What the task asks → Print all the entries verbatim.
— START —
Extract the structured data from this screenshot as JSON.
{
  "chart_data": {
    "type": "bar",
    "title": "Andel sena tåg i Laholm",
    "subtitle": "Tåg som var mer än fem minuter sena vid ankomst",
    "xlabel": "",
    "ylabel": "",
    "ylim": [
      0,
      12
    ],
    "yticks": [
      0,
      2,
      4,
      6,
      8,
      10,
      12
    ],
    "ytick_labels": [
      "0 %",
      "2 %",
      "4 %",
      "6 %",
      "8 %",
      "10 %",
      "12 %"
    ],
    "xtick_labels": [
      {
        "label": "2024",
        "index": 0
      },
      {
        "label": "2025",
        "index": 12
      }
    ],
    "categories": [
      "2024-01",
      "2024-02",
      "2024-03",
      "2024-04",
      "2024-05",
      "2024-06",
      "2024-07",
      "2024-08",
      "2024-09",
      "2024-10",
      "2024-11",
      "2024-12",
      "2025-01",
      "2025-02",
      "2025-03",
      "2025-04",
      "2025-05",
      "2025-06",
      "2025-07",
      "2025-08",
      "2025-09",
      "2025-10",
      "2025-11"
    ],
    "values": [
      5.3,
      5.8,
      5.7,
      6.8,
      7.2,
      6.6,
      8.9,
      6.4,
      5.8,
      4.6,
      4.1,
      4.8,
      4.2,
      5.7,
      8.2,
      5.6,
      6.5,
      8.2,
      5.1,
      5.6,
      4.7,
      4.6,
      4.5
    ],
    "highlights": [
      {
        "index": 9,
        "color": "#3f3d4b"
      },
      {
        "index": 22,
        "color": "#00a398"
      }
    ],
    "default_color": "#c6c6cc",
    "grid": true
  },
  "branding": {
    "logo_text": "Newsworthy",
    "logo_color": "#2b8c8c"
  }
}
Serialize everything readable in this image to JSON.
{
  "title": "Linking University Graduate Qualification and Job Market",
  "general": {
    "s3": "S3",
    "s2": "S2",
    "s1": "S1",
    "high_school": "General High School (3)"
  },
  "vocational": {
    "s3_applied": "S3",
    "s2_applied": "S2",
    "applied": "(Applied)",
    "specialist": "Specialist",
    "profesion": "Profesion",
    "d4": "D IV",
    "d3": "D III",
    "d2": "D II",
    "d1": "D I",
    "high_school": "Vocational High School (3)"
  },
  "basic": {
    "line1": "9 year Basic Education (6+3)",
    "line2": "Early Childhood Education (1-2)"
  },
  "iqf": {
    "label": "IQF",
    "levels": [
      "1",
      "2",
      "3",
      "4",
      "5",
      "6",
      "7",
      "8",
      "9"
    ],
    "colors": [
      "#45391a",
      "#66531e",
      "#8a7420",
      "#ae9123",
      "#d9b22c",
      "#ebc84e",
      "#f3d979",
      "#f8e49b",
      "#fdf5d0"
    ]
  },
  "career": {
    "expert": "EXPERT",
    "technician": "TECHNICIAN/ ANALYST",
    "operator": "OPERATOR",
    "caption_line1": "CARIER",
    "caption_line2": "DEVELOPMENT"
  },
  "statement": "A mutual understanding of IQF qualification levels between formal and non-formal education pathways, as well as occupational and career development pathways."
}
— END —
Response to this task →
Extract the structured data from this screenshot as JSON.
{
  "chart_data": {
    "type": "bar",
    "title": "Andel sena tåg i Laholm",
    "subtitle": "Tåg som var mer än fem minuter sena vid ankomst",
    "xlabel": "",
    "ylabel": "",
    "ylim": [
      0,
      12
    ],
    "yticks": [
      0,
      2,
      4,
      6,
      8,
      10,
      12
    ],
    "ytick_labels": [
      "0 %",
      "2 %",
      "4 %",
      "6 %",
      "8 %",
      "10 %",
      "12 %"
    ],
    "xtick_labels": [
      {
        "label": "2024",
        "index": 0
      },
      {
        "label": "2025",
        "index": 12
      }
    ],
    "categories": [
      "2024-01",
      "2024-02",
      "2024-03",
      "2024-04",
      "2024-05",
      "2024-06",
      "2024-07",
      "2024-08",
      "2024-09",
      "2024-10",
      "2024-11",
      "2024-12",
      "2025-01",
      "2025-02",
      "2025-03",
      "2025-04",
      "2025-05",
      "2025-06",
      "2025-07",
      "2025-08",
      "2025-09",
      "2025-10",
      "2025-11"
    ],
    "values": [
      5.3,
      5.8,
      5.7,
      6.8,
      7.2,
      6.6,
      8.9,
      6.4,
      5.8,
      4.6,
      4.1,
      4.8,
      4.2,
      5.7,
      8.2,
      5.6,
      6.5,
      8.2,
      5.1,
      5.6,
      4.7,
      4.6,
      4.5
    ],
    "highlights": [
      {
        "index": 9,
        "color": "#3f3d4b"
      },
      {
        "index": 22,
        "color": "#00a398"
      }
    ],
    "default_color": "#c6c6cc",
    "grid": true
  },
  "branding": {
    "logo_text": "Newsworthy",
    "logo_color": "#2b8c8c"
  }
}
Serialize everything readable in this image to JSON.
{
  "title": "Linking University Graduate Qualification and Job Market",
  "general": {
    "s3": "S3",
    "s2": "S2",
    "s1": "S1",
    "high_school": "General High School (3)"
  },
  "vocational": {
    "s3_applied": "S3",
    "s2_applied": "S2",
    "applied": "(Applied)",
    "specialist": "Specialist",
    "profesion": "Profesion",
    "d4": "D IV",
    "d3": "D III",
    "d2": "D II",
    "d1": "D I",
    "high_school": "Vocational High School (3)"
  },
  "basic": {
    "line1": "9 year Basic Education (6+3)",
    "line2": "Early Childhood Education (1-2)"
  },
  "iqf": {
    "label": "IQF",
    "levels": [
      "1",
      "2",
      "3",
      "4",
      "5",
      "6",
      "7",
      "8",
      "9"
    ],
    "colors": [
      "#45391a",
      "#66531e",
      "#8a7420",
      "#ae9123",
      "#d9b22c",
      "#ebc84e",
      "#f3d979",
      "#f8e49b",
      "#fdf5d0"
    ]
  },
  "career": {
    "expert": "EXPERT",
    "technician": "TECHNICIAN/ ANALYST",
    "operator": "OPERATOR",
    "caption_line1": "CARIER",
    "caption_line2": "DEVELOPMENT"
  },
  "statement": "A mutual understanding of IQF qualification levels between formal and non-formal education pathways, as well as occupational and career development pathways."
}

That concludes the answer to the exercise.